### Exercise details:
Word for word, retype every entry in the listing.

Dataset items:
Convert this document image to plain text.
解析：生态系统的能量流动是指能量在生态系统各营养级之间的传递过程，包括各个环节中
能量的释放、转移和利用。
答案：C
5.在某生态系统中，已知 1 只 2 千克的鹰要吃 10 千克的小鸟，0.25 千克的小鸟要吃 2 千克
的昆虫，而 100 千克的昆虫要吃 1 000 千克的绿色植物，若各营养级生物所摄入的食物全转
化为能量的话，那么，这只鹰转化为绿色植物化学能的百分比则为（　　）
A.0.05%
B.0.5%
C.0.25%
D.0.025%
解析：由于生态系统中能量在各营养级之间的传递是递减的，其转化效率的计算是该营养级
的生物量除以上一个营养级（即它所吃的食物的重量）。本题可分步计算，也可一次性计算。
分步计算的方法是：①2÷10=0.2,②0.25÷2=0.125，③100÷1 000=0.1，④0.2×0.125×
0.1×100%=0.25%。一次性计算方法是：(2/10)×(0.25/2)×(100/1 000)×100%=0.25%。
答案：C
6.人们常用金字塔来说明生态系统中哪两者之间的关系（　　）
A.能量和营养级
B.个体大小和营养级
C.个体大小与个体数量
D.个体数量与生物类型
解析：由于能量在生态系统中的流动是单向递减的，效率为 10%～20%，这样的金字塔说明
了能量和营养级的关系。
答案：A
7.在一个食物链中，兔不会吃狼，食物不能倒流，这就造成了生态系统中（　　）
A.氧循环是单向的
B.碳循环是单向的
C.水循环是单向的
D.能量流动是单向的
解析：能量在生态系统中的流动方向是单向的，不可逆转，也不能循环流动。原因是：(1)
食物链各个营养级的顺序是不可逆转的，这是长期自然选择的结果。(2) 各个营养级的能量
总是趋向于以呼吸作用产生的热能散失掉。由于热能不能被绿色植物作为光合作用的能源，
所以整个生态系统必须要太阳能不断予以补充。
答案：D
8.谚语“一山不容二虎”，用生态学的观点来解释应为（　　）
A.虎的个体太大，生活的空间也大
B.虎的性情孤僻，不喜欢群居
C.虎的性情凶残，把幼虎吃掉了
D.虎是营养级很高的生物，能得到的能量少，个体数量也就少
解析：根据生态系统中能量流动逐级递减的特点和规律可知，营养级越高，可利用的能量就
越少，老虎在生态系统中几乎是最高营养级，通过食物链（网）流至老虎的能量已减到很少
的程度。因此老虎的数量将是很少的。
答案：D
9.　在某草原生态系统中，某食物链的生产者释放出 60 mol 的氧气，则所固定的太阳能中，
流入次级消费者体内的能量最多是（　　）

### Result of this task:
Convert this document image to plain text.
解析：生态系统的能量流动是指能量在生态系统各营养级之间的传递过程，包括各个环节中
能量的释放、转移和利用。
答案：C
5.在某生态系统中，已知 1 只 2 千克的鹰要吃 10 千克的小鸟，0.25 千克的小鸟要吃 2 千克
的昆虫，而 100 千克的昆虫要吃 1 000 千克的绿色植物，若各营养级生物所摄入的食物全转
化为能量的话，那么，这只鹰转化为绿色植物化学能的百分比则为（　　）
A.0.05%
B.0.5%
C.0.25%
D.0.025%
解析：由于生态系统中能量在各营养级之间的传递是递减的，其转化效率的计算是该营养级
的生物量除以上一个营养级（即它所吃的食物的重量）。本题可分步计算，也可一次性计算。
分步计算的方法是：①2÷10=0.2,②0.25÷2=0.125，③100÷1 000=0.1，④0.2×0.125×
0.1×100%=0.25%。一次性计算方法是：(2/10)×(0.25/2)×(100/1 000)×100%=0.25%。
答案：C
6.人们常用金字塔来说明生态系统中哪两者之间的关系（　　）
A.能量和营养级
B.个体大小和营养级
C.个体大小与个体数量
D.个体数量与生物类型
解析：由于能量在生态系统中的流动是单向递减的，效率为 10%～20%，这样的金字塔说明
了能量和营养级的关系。
答案：A
7.在一个食物链中，兔不会吃狼，食物不能倒流，这就造成了生态系统中（　　）
A.氧循环是单向的
B.碳循环是单向的
C.水循环是单向的
D.能量流动是单向的
解析：能量在生态系统中的流动方向是单向的，不可逆转，也不能循环流动。原因是：(1)
食物链各个营养级的顺序是不可逆转的，这是长期自然选择的结果。(2) 各个营养级的能量
总是趋向于以呼吸作用产生的热能散失掉。由于热能不能被绿色植物作为光合作用的能源，
所以整个生态系统必须要太阳能不断予以补充。
答案：D
8.谚语“一山不容二虎”，用生态学的观点来解释应为（　　）
A.虎的个体太大，生活的空间也大
B.虎的性情孤僻，不喜欢群居
C.虎的性情凶残，把幼虎吃掉了
D.虎是营养级很高的生物，能得到的能量少，个体数量也就少
解析：根据生态系统中能量流动逐级递减的特点和规律可知，营养级越高，可利用的能量就
越少，老虎在生态系统中几乎是最高营养级，通过食物链（网）流至老虎的能量已减到很少
的程度。因此老虎的数量将是很少的。
答案：D
9.　在某草原生态系统中，某食物链的生产者释放出 60 mol 的氧气，则所固定的太阳能中，
流入次级消费者体内的能量最多是（　　）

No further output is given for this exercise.